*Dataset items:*
◇ ◇ ◇ ◇

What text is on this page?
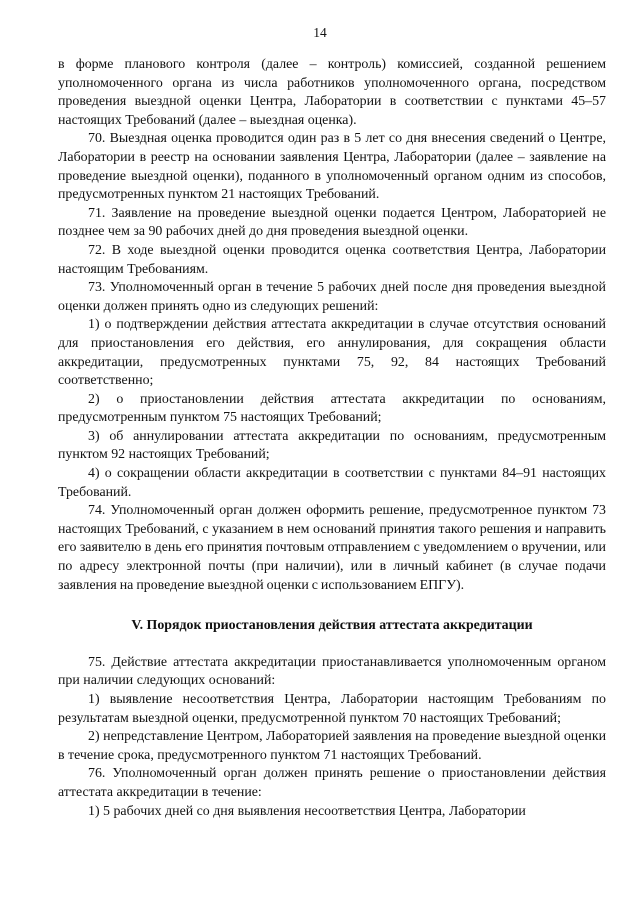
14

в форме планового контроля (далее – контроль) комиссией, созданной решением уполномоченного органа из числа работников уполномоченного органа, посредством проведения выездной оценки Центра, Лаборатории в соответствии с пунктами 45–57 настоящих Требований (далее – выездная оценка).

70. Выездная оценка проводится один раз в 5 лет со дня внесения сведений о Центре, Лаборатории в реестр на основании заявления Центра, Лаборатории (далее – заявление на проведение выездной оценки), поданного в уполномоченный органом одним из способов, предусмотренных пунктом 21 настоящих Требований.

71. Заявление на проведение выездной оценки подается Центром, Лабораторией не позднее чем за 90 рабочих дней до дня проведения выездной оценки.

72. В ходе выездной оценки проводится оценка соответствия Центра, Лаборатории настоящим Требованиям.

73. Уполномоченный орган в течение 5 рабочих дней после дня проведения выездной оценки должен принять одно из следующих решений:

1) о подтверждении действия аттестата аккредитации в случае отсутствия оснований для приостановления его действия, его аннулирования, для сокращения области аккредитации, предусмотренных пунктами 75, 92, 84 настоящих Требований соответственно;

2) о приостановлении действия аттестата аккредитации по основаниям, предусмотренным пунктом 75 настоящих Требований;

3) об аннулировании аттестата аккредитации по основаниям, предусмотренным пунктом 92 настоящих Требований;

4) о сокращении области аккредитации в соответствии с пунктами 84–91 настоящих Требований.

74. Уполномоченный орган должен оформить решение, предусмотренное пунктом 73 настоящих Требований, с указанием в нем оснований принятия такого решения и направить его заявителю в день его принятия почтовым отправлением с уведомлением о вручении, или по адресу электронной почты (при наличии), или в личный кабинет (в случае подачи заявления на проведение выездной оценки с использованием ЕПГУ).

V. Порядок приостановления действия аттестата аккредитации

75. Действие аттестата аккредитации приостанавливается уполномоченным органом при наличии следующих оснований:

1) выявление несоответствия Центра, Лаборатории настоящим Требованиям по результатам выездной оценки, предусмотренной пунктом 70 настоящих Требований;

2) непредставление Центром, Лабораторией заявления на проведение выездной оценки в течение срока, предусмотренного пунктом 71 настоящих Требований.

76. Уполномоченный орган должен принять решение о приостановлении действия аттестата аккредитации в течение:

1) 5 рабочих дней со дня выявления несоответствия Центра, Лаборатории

◇ ◇ ◇ ◇

Search the data for "органом". Copy every line that has it.

*Written solution:*
70. Выездная оценка проводится один раз в 5 лет со дня внесения сведений о Центре, Лаборатории в реестр на основании заявления Центра, Лаборатории (далее – заявление на проведение выездной оценки), поданного в уполномоченный органом одним из способов, предусмотренных пунктом 21 настоящих Требований.
75. Действие аттестата аккредитации приостанавливается уполномоченным органом при наличии следующих оснований:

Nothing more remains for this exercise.